* **Данные задания**
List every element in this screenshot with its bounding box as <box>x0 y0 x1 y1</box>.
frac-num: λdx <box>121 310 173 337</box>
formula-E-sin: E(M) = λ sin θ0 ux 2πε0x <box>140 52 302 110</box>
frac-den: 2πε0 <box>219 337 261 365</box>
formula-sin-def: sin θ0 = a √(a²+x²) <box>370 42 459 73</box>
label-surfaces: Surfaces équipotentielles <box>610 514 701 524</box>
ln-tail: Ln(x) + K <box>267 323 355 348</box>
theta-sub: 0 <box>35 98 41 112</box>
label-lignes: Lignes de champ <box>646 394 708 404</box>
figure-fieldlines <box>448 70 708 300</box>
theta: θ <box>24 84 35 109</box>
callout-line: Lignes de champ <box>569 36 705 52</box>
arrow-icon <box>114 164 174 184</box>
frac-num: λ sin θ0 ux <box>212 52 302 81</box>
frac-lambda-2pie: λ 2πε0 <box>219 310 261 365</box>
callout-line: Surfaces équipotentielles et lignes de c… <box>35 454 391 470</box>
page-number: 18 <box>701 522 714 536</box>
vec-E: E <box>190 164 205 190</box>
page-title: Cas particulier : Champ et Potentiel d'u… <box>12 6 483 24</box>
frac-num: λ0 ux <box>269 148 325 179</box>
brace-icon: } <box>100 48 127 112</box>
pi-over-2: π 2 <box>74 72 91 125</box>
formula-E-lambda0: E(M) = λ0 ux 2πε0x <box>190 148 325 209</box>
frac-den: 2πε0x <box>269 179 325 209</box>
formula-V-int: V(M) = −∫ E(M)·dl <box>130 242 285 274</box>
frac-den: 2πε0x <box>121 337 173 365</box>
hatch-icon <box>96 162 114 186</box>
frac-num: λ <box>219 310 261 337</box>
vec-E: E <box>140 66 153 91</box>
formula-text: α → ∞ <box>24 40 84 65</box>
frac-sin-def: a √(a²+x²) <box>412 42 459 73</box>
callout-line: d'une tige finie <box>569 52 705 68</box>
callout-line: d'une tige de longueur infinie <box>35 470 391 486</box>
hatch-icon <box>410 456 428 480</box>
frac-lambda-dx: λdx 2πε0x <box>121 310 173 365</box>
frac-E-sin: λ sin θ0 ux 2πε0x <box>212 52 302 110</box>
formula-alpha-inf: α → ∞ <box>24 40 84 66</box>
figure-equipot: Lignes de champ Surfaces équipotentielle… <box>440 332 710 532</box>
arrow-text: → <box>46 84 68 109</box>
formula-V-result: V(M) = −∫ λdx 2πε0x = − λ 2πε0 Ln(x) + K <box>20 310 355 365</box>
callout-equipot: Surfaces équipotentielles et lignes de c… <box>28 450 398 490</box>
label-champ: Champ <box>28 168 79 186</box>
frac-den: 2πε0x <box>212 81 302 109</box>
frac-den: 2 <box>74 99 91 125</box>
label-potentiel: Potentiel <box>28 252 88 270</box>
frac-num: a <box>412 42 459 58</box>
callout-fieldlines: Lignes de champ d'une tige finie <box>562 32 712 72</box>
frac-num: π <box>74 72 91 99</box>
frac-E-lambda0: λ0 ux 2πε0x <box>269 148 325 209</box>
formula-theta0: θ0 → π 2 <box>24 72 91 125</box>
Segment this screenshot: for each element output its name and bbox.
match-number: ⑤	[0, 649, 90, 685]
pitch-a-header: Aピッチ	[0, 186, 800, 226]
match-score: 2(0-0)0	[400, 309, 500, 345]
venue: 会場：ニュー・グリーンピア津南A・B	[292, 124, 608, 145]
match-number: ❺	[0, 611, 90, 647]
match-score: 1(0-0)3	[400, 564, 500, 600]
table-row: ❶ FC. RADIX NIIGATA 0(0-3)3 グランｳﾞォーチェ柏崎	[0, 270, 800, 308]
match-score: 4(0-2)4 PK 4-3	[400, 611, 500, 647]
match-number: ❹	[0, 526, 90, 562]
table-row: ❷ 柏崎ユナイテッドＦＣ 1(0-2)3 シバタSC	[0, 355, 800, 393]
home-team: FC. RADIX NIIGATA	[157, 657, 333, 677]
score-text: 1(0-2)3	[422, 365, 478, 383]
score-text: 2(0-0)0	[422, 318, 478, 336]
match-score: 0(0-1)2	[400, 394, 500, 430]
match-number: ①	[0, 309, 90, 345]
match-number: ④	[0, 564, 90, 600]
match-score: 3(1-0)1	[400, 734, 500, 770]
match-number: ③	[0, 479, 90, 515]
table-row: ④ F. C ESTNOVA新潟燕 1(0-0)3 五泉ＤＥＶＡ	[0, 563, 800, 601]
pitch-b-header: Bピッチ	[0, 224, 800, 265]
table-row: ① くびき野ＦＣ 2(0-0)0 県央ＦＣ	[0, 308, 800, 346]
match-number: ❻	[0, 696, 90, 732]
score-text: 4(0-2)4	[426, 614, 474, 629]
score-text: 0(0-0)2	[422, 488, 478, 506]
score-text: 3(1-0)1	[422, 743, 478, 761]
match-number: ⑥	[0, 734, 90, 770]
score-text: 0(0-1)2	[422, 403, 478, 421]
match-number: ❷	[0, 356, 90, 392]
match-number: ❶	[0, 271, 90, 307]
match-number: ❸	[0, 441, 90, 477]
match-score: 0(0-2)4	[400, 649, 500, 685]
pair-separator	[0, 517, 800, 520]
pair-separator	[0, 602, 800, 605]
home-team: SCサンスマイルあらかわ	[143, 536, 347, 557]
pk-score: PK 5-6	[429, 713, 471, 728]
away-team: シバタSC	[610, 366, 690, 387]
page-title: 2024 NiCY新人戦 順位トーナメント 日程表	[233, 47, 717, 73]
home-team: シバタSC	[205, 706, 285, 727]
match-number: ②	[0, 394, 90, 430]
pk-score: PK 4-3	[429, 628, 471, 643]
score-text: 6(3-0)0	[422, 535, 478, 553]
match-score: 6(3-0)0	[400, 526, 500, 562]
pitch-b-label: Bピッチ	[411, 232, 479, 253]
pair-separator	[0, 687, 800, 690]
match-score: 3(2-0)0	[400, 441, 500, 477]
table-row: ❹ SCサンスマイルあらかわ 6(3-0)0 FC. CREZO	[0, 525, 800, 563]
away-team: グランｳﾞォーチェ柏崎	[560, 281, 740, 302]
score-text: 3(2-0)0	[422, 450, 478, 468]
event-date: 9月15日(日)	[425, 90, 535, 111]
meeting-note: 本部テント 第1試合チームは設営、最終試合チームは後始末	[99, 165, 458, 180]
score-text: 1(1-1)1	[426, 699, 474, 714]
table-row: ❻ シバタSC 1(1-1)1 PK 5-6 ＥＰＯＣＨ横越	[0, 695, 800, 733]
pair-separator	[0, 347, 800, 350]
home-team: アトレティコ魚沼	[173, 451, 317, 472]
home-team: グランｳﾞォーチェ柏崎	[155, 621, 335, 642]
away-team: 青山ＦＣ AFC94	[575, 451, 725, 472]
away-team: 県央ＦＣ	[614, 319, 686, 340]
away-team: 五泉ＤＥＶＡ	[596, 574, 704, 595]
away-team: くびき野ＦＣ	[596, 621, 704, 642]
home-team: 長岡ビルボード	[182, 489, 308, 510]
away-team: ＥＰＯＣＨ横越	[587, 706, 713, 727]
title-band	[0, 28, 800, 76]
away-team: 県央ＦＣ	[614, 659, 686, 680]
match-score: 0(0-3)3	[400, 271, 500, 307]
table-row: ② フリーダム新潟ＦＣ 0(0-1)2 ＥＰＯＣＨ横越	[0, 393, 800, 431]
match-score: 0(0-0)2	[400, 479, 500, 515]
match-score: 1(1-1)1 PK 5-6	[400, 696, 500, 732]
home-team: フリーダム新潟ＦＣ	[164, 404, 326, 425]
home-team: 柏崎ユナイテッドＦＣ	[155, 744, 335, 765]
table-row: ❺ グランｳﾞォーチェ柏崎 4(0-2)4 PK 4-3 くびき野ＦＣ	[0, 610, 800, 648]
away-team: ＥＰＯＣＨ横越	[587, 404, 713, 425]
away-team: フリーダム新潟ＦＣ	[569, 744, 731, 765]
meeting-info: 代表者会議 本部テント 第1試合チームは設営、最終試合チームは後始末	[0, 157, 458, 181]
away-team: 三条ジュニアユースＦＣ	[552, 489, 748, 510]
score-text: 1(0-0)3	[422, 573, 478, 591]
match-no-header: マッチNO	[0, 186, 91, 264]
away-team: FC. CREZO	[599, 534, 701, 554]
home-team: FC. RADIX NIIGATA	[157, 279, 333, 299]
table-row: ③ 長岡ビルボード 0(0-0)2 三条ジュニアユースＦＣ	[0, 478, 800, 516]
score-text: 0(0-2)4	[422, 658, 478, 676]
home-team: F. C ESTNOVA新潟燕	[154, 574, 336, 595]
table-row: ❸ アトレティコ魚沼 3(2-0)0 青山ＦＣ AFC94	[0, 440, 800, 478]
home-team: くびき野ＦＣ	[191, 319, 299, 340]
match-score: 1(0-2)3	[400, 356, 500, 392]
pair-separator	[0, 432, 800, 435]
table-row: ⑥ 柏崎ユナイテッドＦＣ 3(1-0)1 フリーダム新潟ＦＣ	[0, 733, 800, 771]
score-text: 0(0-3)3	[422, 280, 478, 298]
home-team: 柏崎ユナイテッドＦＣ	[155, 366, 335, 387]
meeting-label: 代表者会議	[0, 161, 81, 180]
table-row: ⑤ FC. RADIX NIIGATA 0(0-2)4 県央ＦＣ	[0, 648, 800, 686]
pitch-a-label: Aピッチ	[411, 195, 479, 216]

* **Цель задания**
Перепишите без изменений строки материала, начиная с самой первой и до строки с «formula-V-result: V(M) = −∫» включительно.

* **Ответ на задание**
List every element in this screenshot with its bounding box as <box>x0 y0 x1 y1</box>.
frac-num: λdx <box>121 310 173 337</box>
formula-E-sin: E(M) = λ sin θ0 ux 2πε0x <box>140 52 302 110</box>
frac-den: 2πε0 <box>219 337 261 365</box>
formula-sin-def: sin θ0 = a √(a²+x²) <box>370 42 459 73</box>
label-surfaces: Surfaces équipotentielles <box>610 514 701 524</box>
ln-tail: Ln(x) + K <box>267 323 355 348</box>
theta-sub: 0 <box>35 98 41 112</box>
label-lignes: Lignes de champ <box>646 394 708 404</box>
figure-fieldlines <box>448 70 708 300</box>
theta: θ <box>24 84 35 109</box>
callout-line: Lignes de champ <box>569 36 705 52</box>
arrow-icon <box>114 164 174 184</box>
frac-num: λ sin θ0 ux <box>212 52 302 81</box>
frac-lambda-2pie: λ 2πε0 <box>219 310 261 365</box>
callout-line: Surfaces équipotentielles et lignes de c… <box>35 454 391 470</box>
page-number: 18 <box>701 522 714 536</box>
vec-E: E <box>190 164 205 190</box>
page-title: Cas particulier : Champ et Potentiel d'u… <box>12 6 483 24</box>
frac-num: λ0 ux <box>269 148 325 179</box>
brace-icon: } <box>100 48 127 112</box>
pi-over-2: π 2 <box>74 72 91 125</box>
formula-E-lambda0: E(M) = λ0 ux 2πε0x <box>190 148 325 209</box>
frac-den: 2πε0x <box>269 179 325 209</box>
formula-V-int: V(M) = −∫ E(M)·dl <box>130 242 285 274</box>
frac-den: 2πε0x <box>121 337 173 365</box>
hatch-icon <box>96 162 114 186</box>
frac-num: λ <box>219 310 261 337</box>
vec-E: E <box>140 66 153 91</box>
formula-text: α → ∞ <box>24 40 84 65</box>
frac-sin-def: a √(a²+x²) <box>412 42 459 73</box>
callout-line: d'une tige finie <box>569 52 705 68</box>
callout-line: d'une tige de longueur infinie <box>35 470 391 486</box>
hatch-icon <box>410 456 428 480</box>
frac-lambda-dx: λdx 2πε0x <box>121 310 173 365</box>
frac-E-sin: λ sin θ0 ux 2πε0x <box>212 52 302 110</box>
formula-alpha-inf: α → ∞ <box>24 40 84 66</box>
figure-equipot: Lignes de champ Surfaces équipotentielle… <box>440 332 710 532</box>
arrow-text: → <box>46 84 68 109</box>
formula-V-result: V(M) = −∫ λdx 2πε0x = − λ 2πε0 Ln(x) + K <box>20 310 355 365</box>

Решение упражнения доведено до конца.